◆ Data tied to figure images ◆
════════════════
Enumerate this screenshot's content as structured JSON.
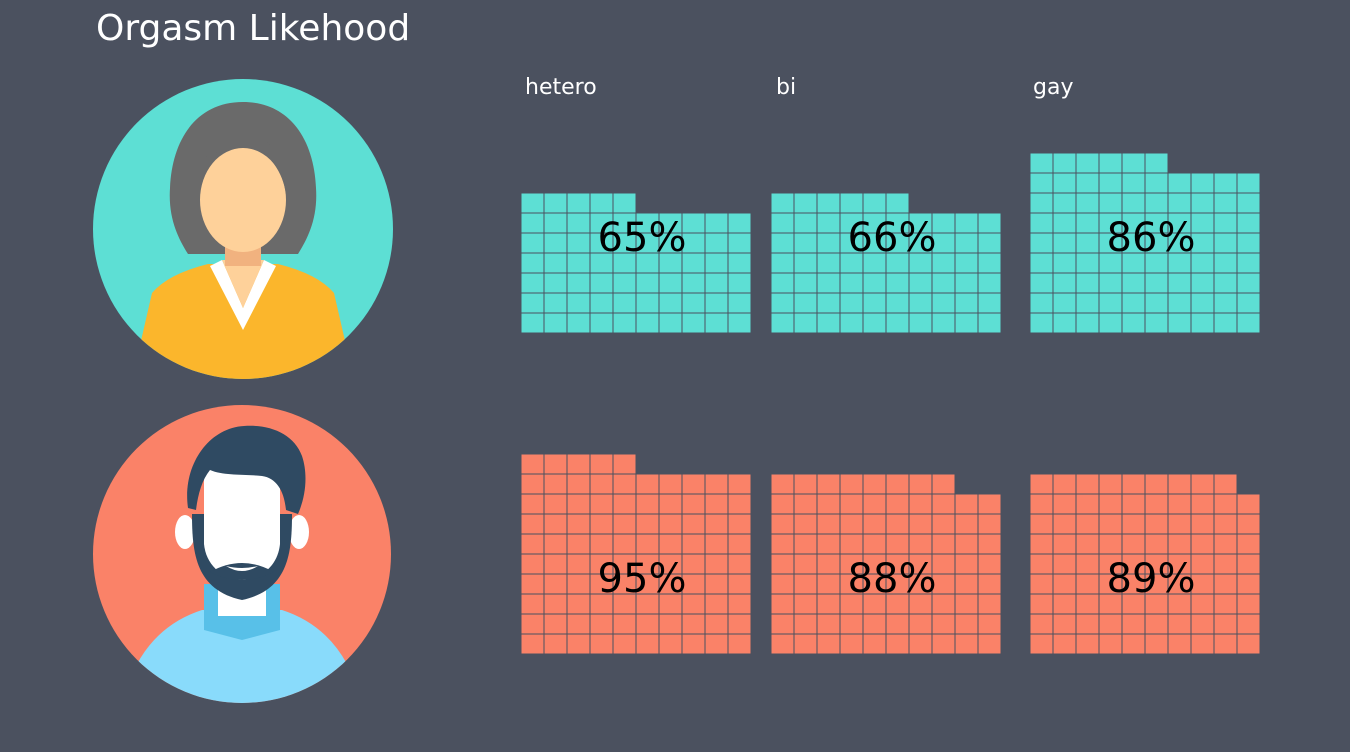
{
  "title": "Orgasm Likehood",
  "colors": {
    "background": "#4b515f",
    "female": "#5ddfd4",
    "male": "#fa8268",
    "grid_line": "#4b515f",
    "value_text": "#000000"
  },
  "avatars": [
    {
      "icon": "female-avatar-icon",
      "color": "#5ddfd4"
    },
    {
      "icon": "male-avatar-icon",
      "color": "#fa8268"
    }
  ],
  "chart_data": {
    "type": "waffle",
    "title": "Orgasm Likehood",
    "grid": {
      "rows": 10,
      "cols": 10
    },
    "categories": [
      "hetero",
      "bi",
      "gay"
    ],
    "series": [
      {
        "icon": "female-avatar-icon",
        "color": "#5ddfd4",
        "values": [
          65,
          66,
          86
        ]
      },
      {
        "icon": "male-avatar-icon",
        "color": "#fa8268",
        "values": [
          95,
          88,
          89
        ]
      }
    ],
    "labels": [
      [
        "65%",
        "66%",
        "86%"
      ],
      [
        "95%",
        "88%",
        "89%"
      ]
    ]
  }
}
════════════════
◆ WHAT IS ASKED ◆
List every line in the records above that contains the word "title".

◆ THE ANSWER ◆
  "title": "Orgasm Likehood",
    "title": "Orgasm Likehood",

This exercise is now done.